* **INSTRUCTIONS TO FOLLOW**:
Please transcribe the listing below in full and word for word, without its pictures.

[start of RECORDED DATA]

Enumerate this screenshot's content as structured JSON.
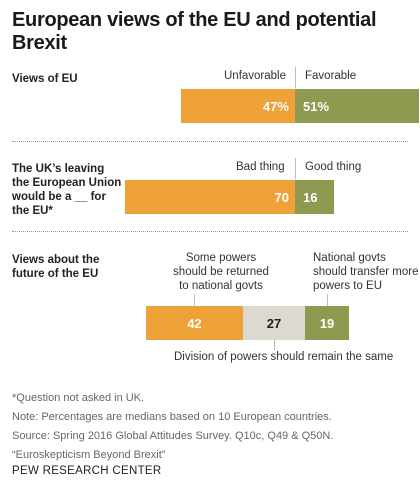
{
  "title": "European views of the EU and potential Brexit",
  "chart_data": [
    {
      "type": "bar",
      "label": "Views of EU",
      "categories": [
        "Unfavorable",
        "Favorable"
      ],
      "values": [
        47,
        51
      ],
      "value_labels": [
        "47%",
        "51%"
      ],
      "colors": [
        "#eda136",
        "#8e9a4f"
      ]
    },
    {
      "type": "bar",
      "label_lines": [
        "The UK’s leaving",
        "the European Union",
        "would be a __ for",
        "the EU*"
      ],
      "categories": [
        "Bad thing",
        "Good thing"
      ],
      "values": [
        70,
        16
      ],
      "value_labels": [
        "70",
        "16"
      ],
      "colors": [
        "#eda136",
        "#8e9a4f"
      ]
    },
    {
      "type": "bar",
      "label_lines": [
        "Views about the",
        "future of the EU"
      ],
      "categories": [
        "Some powers should be returned to national govts",
        "Division of powers should remain the same",
        "National govts should transfer more powers to EU"
      ],
      "category_lines": [
        [
          "Some powers",
          "should be returned",
          "to national govts"
        ],
        [
          "Division of powers should remain the same"
        ],
        [
          "National govts",
          "should transfer more",
          "powers to EU"
        ]
      ],
      "values": [
        42,
        27,
        19
      ],
      "value_labels": [
        "42",
        "27",
        "19"
      ],
      "colors": [
        "#eda136",
        "#dcdad0",
        "#8e9a4f"
      ]
    }
  ],
  "notes": [
    "*Question not asked in UK.",
    "Note: Percentages are medians based on 10 European countries.",
    "Source: Spring 2016 Global Attitudes Survey. Q10c, Q49 & Q50N.",
    "“Euroskepticism Beyond Brexit”"
  ],
  "credit": "PEW RESEARCH CENTER"
}
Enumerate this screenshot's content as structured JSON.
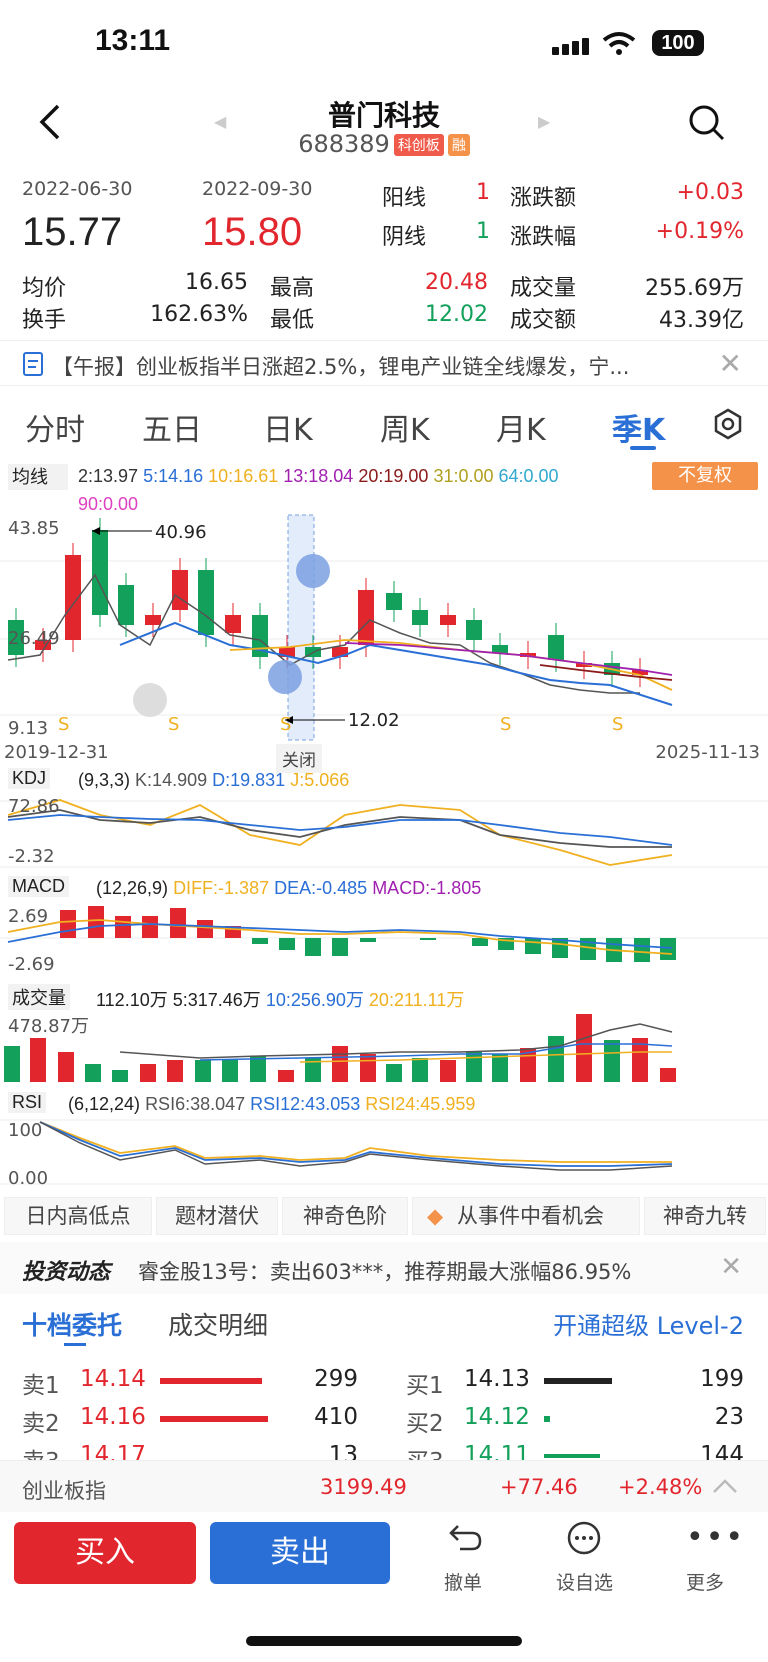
{
  "status": {
    "time": "13:11",
    "battery": "100"
  },
  "stock": {
    "name": "普门科技",
    "code": "688389",
    "tag1": "科创板",
    "tag2": "融"
  },
  "quote": {
    "date1": "2022-06-30",
    "date2": "2022-09-30",
    "open": "15.77",
    "close": "15.80",
    "yang_label": "阳线",
    "yang": "1",
    "yin_label": "阴线",
    "yin": "1",
    "chg_amt_label": "涨跌额",
    "chg_amt": "+0.03",
    "chg_pct_label": "涨跌幅",
    "chg_pct": "+0.19%",
    "avg_label": "均价",
    "avg": "16.65",
    "high_label": "最高",
    "high": "20.48",
    "vol_label": "成交量",
    "vol": "255.69万",
    "turn_label": "换手",
    "turn": "162.63%",
    "low_label": "最低",
    "low": "12.02",
    "amt_label": "成交额",
    "amt": "43.39亿"
  },
  "news": {
    "text": "【午报】创业板指半日涨超2.5%，锂电产业链全线爆发，宁..."
  },
  "tabs": [
    "分时",
    "五日",
    "日K",
    "周K",
    "月K",
    "季K"
  ],
  "ma": {
    "label": "均线",
    "m2": "2:13.97",
    "m5": "5:14.16",
    "m10": "10:16.61",
    "m13": "13:18.04",
    "m20": "20:19.00",
    "m31": "31:0.00",
    "m64": "64:0.00",
    "m90": "90:0.00",
    "adjust": "不复权"
  },
  "kchart": {
    "ymax": "43.85",
    "ymid": "26.49",
    "ymin": "9.13",
    "hi_ann": "40.96",
    "lo_ann": "12.02",
    "start": "2019-12-31",
    "end": "2025-11-13",
    "close_btn": "关闭",
    "s": "S"
  },
  "kdj": {
    "label": "KDJ",
    "params": "(9,3,3)",
    "k": "K:14.909",
    "d": "D:19.831",
    "j": "J:5.066",
    "ymax": "72.86",
    "ymin": "-2.32"
  },
  "macd": {
    "label": "MACD",
    "params": "(12,26,9)",
    "diff": "DIFF:-1.387",
    "dea": "DEA:-0.485",
    "m": "MACD:-1.805",
    "ymax": "2.69",
    "ymin": "-2.69"
  },
  "volume": {
    "label": "成交量",
    "v": "112.10万",
    "v5": "5:317.46万",
    "v10": "10:256.90万",
    "v20": "20:211.11万",
    "ymax": "478.87万"
  },
  "rsi": {
    "label": "RSI",
    "params": "(6,12,24)",
    "r6": "RSI6:38.047",
    "r12": "RSI12:43.053",
    "r24": "RSI24:45.959",
    "ymax": "100",
    "ymin": "0.00"
  },
  "features": [
    "日内高低点",
    "题材潜伏",
    "神奇色阶",
    "从事件中看机会",
    "神奇九转"
  ],
  "invest": {
    "title": "投资动态",
    "text": "睿金股13号：卖出603***，推荐期最大涨幅86.95%"
  },
  "order": {
    "tab1": "十档委托",
    "tab2": "成交明细",
    "level2": "开通超级 Level-2",
    "sells": [
      {
        "l": "卖1",
        "p": "14.14",
        "v": "299"
      },
      {
        "l": "卖2",
        "p": "14.16",
        "v": "410"
      },
      {
        "l": "卖3",
        "p": "14.17",
        "v": "13"
      }
    ],
    "buys": [
      {
        "l": "买1",
        "p": "14.13",
        "v": "199"
      },
      {
        "l": "买2",
        "p": "14.12",
        "v": "23"
      },
      {
        "l": "买3",
        "p": "14.11",
        "v": "144"
      }
    ]
  },
  "index": {
    "name": "创业板指",
    "value": "3199.49",
    "chg": "+77.46",
    "pct": "+2.48%"
  },
  "actions": {
    "buy": "买入",
    "sell": "卖出",
    "cancel": "撤单",
    "watch": "设自选",
    "more": "更多"
  },
  "colors": {
    "up": "#e2262e",
    "down": "#12a05a",
    "accent": "#2a6fd6",
    "orange": "#f5924a"
  },
  "chart_data": {
    "type": "candlestick",
    "x": [
      "2019-12-31",
      "2025-11-13"
    ],
    "ylim": [
      9.13,
      43.85
    ],
    "annotations": {
      "high": 40.96,
      "low": 12.02
    }
  }
}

[end of RECORDED DATA]

* **RESULT OF THIS TASK**:
Enumerate this screenshot's content as structured JSON.
{
  "title": "European views of the EU and potential Brexit",
  "chart_data": [
    {
      "type": "bar",
      "label": "Views of EU",
      "categories": [
        "Unfavorable",
        "Favorable"
      ],
      "values": [
        47,
        51
      ],
      "value_labels": [
        "47%",
        "51%"
      ],
      "colors": [
        "#eda136",
        "#8e9a4f"
      ]
    },
    {
      "type": "bar",
      "label_lines": [
        "The UK’s leaving",
        "the European Union",
        "would be a __ for",
        "the EU*"
      ],
      "categories": [
        "Bad thing",
        "Good thing"
      ],
      "values": [
        70,
        16
      ],
      "value_labels": [
        "70",
        "16"
      ],
      "colors": [
        "#eda136",
        "#8e9a4f"
      ]
    },
    {
      "type": "bar",
      "label_lines": [
        "Views about the",
        "future of the EU"
      ],
      "categories": [
        "Some powers should be returned to national govts",
        "Division of powers should remain the same",
        "National govts should transfer more powers to EU"
      ],
      "category_lines": [
        [
          "Some powers",
          "should be returned",
          "to national govts"
        ],
        [
          "Division of powers should remain the same"
        ],
        [
          "National govts",
          "should transfer more",
          "powers to EU"
        ]
      ],
      "values": [
        42,
        27,
        19
      ],
      "value_labels": [
        "42",
        "27",
        "19"
      ],
      "colors": [
        "#eda136",
        "#dcdad0",
        "#8e9a4f"
      ]
    }
  ],
  "notes": [
    "*Question not asked in UK.",
    "Note: Percentages are medians based on 10 European countries.",
    "Source: Spring 2016 Global Attitudes Survey. Q10c, Q49 & Q50N.",
    "“Euroskepticism Beyond Brexit”"
  ],
  "credit": "PEW RESEARCH CENTER"
}
Enumerate this screenshot's content as structured JSON.
{
  "status": {
    "time": "13:11",
    "battery": "100"
  },
  "stock": {
    "name": "普门科技",
    "code": "688389",
    "tag1": "科创板",
    "tag2": "融"
  },
  "quote": {
    "date1": "2022-06-30",
    "date2": "2022-09-30",
    "open": "15.77",
    "close": "15.80",
    "yang_label": "阳线",
    "yang": "1",
    "yin_label": "阴线",
    "yin": "1",
    "chg_amt_label": "涨跌额",
    "chg_amt": "+0.03",
    "chg_pct_label": "涨跌幅",
    "chg_pct": "+0.19%",
    "avg_label": "均价",
    "avg": "16.65",
    "high_label": "最高",
    "high": "20.48",
    "vol_label": "成交量",
    "vol": "255.69万",
    "turn_label": "换手",
    "turn": "162.63%",
    "low_label": "最低",
    "low": "12.02",
    "amt_label": "成交额",
    "amt": "43.39亿"
  },
  "news": {
    "text": "【午报】创业板指半日涨超2.5%，锂电产业链全线爆发，宁..."
  },
  "tabs": [
    "分时",
    "五日",
    "日K",
    "周K",
    "月K",
    "季K"
  ],
  "ma": {
    "label": "均线",
    "m2": "2:13.97",
    "m5": "5:14.16",
    "m10": "10:16.61",
    "m13": "13:18.04",
    "m20": "20:19.00",
    "m31": "31:0.00",
    "m64": "64:0.00",
    "m90": "90:0.00",
    "adjust": "不复权"
  },
  "kchart": {
    "ymax": "43.85",
    "ymid": "26.49",
    "ymin": "9.13",
    "hi_ann": "40.96",
    "lo_ann": "12.02",
    "start": "2019-12-31",
    "end": "2025-11-13",
    "close_btn": "关闭",
    "s": "S"
  },
  "kdj": {
    "label": "KDJ",
    "params": "(9,3,3)",
    "k": "K:14.909",
    "d": "D:19.831",
    "j": "J:5.066",
    "ymax": "72.86",
    "ymin": "-2.32"
  },
  "macd": {
    "label": "MACD",
    "params": "(12,26,9)",
    "diff": "DIFF:-1.387",
    "dea": "DEA:-0.485",
    "m": "MACD:-1.805",
    "ymax": "2.69",
    "ymin": "-2.69"
  },
  "volume": {
    "label": "成交量",
    "v": "112.10万",
    "v5": "5:317.46万",
    "v10": "10:256.90万",
    "v20": "20:211.11万",
    "ymax": "478.87万"
  },
  "rsi": {
    "label": "RSI",
    "params": "(6,12,24)",
    "r6": "RSI6:38.047",
    "r12": "RSI12:43.053",
    "r24": "RSI24:45.959",
    "ymax": "100",
    "ymin": "0.00"
  },
  "features": [
    "日内高低点",
    "题材潜伏",
    "神奇色阶",
    "从事件中看机会",
    "神奇九转"
  ],
  "invest": {
    "title": "投资动态",
    "text": "睿金股13号：卖出603***，推荐期最大涨幅86.95%"
  },
  "order": {
    "tab1": "十档委托",
    "tab2": "成交明细",
    "level2": "开通超级 Level-2",
    "sells": [
      {
        "l": "卖1",
        "p": "14.14",
        "v": "299"
      },
      {
        "l": "卖2",
        "p": "14.16",
        "v": "410"
      },
      {
        "l": "卖3",
        "p": "14.17",
        "v": "13"
      }
    ],
    "buys": [
      {
        "l": "买1",
        "p": "14.13",
        "v": "199"
      },
      {
        "l": "买2",
        "p": "14.12",
        "v": "23"
      },
      {
        "l": "买3",
        "p": "14.11",
        "v": "144"
      }
    ]
  },
  "index": {
    "name": "创业板指",
    "value": "3199.49",
    "chg": "+77.46",
    "pct": "+2.48%"
  },
  "actions": {
    "buy": "买入",
    "sell": "卖出",
    "cancel": "撤单",
    "watch": "设自选",
    "more": "更多"
  },
  "colors": {
    "up": "#e2262e",
    "down": "#12a05a",
    "accent": "#2a6fd6",
    "orange": "#f5924a"
  },
  "chart_data": {
    "type": "candlestick",
    "x": [
      "2019-12-31",
      "2025-11-13"
    ],
    "ylim": [
      9.13,
      43.85
    ],
    "annotations": {
      "high": 40.96,
      "low": 12.02
    }
  }
}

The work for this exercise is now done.